## Available records:
━━━━━━━━

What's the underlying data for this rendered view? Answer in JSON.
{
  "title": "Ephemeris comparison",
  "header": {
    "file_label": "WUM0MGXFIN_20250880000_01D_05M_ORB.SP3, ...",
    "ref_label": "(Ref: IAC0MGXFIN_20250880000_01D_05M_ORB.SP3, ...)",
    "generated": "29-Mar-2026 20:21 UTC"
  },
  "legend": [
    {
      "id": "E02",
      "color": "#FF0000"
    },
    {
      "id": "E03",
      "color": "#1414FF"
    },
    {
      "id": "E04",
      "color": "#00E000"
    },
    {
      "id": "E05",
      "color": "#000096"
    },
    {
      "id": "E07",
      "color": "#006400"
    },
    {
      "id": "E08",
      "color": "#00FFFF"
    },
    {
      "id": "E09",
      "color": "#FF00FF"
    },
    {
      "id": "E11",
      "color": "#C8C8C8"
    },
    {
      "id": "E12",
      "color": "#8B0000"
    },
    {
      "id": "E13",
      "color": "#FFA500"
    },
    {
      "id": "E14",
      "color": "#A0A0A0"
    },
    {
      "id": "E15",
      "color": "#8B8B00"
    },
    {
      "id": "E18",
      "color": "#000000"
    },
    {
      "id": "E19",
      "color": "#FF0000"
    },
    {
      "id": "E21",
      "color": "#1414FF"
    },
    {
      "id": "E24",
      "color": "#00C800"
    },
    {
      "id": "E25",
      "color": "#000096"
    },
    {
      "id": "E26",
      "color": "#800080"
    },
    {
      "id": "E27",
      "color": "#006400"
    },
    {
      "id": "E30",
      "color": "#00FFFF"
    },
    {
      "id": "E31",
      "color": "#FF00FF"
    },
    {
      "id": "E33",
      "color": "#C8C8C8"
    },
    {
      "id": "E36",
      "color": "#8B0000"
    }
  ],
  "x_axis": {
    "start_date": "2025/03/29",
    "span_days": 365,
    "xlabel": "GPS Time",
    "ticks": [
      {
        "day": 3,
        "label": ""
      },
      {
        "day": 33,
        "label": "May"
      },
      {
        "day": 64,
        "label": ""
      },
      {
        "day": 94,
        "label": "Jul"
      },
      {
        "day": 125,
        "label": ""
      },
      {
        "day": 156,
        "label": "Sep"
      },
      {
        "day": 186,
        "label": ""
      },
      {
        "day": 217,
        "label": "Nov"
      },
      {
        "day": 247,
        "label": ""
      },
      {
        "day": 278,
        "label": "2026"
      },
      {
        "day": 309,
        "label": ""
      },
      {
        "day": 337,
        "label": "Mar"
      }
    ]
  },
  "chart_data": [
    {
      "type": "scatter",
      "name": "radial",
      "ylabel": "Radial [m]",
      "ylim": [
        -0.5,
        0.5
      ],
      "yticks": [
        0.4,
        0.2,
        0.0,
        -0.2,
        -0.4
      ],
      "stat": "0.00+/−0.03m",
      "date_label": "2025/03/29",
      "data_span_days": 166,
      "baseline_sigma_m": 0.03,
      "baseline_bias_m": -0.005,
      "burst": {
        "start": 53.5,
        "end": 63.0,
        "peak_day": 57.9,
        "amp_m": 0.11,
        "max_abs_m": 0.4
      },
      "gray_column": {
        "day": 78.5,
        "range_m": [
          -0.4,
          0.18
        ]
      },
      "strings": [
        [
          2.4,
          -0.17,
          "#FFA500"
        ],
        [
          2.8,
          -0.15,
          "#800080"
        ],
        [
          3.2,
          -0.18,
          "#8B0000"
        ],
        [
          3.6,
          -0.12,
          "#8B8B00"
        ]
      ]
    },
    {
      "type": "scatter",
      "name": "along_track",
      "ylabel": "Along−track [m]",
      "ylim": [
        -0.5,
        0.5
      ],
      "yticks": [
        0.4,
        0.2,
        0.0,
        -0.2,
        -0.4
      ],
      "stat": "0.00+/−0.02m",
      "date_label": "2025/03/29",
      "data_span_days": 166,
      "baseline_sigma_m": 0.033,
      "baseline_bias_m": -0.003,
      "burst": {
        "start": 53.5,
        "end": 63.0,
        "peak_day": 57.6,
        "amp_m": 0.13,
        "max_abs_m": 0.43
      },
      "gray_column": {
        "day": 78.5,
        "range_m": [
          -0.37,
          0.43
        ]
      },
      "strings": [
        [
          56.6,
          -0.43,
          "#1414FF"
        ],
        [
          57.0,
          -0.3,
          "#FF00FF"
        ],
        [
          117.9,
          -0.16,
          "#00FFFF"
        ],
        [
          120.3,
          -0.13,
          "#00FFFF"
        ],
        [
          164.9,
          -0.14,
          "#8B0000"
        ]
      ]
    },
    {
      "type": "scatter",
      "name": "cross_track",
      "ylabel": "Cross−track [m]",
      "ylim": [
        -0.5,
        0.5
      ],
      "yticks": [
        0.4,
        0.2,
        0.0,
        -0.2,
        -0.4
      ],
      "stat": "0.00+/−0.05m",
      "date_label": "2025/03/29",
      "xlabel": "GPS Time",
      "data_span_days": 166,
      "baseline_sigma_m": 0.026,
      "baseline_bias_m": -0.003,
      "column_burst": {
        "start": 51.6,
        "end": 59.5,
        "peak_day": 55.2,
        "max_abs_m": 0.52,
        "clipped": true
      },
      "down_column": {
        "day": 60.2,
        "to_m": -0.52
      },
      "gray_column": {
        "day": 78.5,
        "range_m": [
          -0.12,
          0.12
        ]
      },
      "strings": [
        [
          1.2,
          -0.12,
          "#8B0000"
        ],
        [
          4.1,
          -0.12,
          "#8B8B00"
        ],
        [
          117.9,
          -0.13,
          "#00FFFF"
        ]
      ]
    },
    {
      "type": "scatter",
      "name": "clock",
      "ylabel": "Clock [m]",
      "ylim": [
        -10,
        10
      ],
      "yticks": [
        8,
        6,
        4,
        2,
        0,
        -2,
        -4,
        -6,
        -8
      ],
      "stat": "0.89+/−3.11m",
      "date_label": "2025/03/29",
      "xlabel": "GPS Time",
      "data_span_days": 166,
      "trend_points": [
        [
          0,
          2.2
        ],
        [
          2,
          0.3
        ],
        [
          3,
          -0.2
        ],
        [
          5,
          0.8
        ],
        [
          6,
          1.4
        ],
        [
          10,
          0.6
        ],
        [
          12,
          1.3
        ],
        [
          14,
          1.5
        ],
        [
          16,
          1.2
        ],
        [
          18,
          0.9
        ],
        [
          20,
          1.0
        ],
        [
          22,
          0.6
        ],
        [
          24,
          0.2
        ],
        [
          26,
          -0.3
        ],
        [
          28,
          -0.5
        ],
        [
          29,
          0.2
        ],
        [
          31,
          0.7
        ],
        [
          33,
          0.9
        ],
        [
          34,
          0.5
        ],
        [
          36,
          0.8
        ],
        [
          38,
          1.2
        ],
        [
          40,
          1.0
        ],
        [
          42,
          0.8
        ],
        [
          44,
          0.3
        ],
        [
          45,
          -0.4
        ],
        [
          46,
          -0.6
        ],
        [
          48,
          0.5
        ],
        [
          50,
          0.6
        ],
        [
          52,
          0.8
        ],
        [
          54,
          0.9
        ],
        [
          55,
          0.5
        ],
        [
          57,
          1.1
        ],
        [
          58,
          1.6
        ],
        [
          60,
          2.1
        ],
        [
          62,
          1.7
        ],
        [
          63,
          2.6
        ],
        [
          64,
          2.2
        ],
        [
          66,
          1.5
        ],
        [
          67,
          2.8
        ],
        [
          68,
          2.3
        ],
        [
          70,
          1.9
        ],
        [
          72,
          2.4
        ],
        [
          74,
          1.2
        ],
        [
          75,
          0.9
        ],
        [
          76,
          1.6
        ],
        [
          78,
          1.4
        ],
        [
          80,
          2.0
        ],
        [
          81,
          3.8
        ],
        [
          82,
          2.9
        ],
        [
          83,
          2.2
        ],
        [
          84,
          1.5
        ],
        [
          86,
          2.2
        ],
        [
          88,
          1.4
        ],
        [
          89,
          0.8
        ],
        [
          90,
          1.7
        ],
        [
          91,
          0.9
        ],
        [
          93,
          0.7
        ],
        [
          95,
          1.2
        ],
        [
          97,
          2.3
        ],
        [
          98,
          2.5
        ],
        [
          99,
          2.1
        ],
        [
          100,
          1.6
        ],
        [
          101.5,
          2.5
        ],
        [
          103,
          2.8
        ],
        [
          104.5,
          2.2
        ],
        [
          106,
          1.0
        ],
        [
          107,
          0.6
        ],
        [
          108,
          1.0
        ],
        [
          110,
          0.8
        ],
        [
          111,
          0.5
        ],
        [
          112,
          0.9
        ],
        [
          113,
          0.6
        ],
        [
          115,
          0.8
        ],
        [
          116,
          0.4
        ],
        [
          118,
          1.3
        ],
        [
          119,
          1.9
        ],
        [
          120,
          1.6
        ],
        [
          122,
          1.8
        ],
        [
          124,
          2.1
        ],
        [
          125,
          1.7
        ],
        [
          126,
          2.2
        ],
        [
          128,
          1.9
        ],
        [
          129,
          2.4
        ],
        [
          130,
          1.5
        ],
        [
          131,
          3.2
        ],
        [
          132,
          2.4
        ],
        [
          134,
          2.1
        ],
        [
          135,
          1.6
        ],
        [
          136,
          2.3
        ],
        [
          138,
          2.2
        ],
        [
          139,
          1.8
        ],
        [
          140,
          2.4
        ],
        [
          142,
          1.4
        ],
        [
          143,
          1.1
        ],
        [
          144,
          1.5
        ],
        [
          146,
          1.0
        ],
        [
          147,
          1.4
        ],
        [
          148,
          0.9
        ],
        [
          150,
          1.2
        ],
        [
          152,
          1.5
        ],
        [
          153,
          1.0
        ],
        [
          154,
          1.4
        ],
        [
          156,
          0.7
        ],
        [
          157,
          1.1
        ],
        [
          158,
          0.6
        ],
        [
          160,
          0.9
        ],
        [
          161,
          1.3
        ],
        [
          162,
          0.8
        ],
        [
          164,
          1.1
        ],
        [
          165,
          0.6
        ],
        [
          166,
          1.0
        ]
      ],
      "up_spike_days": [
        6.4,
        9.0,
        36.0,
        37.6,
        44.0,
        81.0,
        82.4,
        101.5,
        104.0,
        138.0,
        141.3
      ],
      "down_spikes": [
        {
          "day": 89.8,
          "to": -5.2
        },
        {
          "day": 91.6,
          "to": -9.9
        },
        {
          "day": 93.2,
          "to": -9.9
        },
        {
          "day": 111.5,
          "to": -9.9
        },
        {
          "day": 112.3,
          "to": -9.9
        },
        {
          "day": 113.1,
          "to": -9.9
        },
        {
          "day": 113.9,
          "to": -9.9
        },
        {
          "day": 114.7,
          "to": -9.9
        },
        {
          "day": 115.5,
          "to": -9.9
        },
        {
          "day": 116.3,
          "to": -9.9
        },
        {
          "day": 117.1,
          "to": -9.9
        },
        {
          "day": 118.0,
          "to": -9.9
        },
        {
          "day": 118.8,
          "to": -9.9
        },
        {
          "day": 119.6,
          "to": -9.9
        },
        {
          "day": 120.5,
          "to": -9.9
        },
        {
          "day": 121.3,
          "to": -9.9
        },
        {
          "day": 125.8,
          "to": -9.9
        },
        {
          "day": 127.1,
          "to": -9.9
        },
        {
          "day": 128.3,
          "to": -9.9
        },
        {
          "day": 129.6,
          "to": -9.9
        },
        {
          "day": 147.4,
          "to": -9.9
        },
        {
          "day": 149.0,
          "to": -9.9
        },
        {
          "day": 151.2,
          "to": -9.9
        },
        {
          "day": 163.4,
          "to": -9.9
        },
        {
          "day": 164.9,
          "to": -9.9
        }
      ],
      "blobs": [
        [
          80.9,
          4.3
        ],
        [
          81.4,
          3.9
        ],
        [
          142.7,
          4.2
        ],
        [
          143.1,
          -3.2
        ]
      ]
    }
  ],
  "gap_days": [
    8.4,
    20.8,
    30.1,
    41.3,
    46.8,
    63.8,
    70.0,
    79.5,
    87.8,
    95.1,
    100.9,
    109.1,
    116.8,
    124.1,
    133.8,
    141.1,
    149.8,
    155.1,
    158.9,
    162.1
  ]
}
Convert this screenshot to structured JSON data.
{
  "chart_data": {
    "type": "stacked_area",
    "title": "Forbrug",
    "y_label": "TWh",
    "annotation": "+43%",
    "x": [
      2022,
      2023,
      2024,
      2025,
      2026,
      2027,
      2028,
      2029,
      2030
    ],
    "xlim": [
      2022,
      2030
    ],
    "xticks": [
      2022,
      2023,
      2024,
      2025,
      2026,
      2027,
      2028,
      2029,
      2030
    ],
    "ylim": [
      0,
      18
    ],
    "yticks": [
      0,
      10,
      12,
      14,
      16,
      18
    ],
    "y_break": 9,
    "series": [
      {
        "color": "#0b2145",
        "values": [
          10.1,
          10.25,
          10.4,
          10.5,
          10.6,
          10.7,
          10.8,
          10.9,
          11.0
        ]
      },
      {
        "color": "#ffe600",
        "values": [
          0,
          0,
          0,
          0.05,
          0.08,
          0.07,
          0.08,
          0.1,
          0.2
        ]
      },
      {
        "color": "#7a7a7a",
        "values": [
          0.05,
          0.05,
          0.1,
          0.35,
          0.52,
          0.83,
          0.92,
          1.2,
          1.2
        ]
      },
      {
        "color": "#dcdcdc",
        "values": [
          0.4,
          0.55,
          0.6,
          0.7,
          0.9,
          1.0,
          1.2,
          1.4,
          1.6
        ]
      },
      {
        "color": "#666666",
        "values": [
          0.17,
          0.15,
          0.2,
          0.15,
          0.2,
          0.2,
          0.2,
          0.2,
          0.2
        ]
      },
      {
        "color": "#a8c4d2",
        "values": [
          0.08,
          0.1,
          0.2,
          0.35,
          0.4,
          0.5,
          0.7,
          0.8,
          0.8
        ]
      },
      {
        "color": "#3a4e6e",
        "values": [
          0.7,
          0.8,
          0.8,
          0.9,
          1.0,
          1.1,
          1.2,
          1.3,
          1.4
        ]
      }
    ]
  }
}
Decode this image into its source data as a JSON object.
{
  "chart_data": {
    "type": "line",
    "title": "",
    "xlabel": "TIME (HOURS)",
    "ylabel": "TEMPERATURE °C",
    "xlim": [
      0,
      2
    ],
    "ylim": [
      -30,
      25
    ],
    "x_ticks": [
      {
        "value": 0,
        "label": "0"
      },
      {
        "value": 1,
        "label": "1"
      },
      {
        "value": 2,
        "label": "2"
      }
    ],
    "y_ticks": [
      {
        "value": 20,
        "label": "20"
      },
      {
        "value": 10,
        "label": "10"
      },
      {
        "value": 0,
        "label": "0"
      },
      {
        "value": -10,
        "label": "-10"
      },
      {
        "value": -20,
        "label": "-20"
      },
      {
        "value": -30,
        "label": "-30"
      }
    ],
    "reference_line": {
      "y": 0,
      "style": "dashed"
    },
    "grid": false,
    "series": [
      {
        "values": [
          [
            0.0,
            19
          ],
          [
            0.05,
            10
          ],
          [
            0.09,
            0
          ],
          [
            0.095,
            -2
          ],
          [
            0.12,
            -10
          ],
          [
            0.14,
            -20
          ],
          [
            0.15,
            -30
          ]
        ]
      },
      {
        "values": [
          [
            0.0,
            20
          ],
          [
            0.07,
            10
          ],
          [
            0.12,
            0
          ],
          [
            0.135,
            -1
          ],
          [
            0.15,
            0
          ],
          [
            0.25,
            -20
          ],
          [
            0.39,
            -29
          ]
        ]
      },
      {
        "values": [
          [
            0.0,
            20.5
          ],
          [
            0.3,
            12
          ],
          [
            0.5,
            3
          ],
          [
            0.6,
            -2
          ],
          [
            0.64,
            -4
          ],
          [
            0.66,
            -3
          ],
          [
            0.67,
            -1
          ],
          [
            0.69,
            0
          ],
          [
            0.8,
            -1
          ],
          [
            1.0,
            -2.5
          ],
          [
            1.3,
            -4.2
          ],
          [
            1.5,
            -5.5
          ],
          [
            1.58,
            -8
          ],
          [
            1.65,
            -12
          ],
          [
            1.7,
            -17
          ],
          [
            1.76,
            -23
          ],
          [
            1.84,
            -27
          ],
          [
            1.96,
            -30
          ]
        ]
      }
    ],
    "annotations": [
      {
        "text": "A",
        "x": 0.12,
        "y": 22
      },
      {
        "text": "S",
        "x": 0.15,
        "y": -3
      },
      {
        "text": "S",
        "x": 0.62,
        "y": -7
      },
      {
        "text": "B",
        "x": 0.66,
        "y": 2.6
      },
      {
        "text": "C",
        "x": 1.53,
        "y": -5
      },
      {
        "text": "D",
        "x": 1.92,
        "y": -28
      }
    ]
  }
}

━━━━━━━━

## Goal of the exercise:
Isolate each line of the listing above that includes "xlabel". Copy it.

## Solution to the exercise:
    "xlabel": "GPS Time",
      "xlabel": "GPS Time",
      "xlabel": "GPS Time",
    "xlabel": "TIME (HOURS)",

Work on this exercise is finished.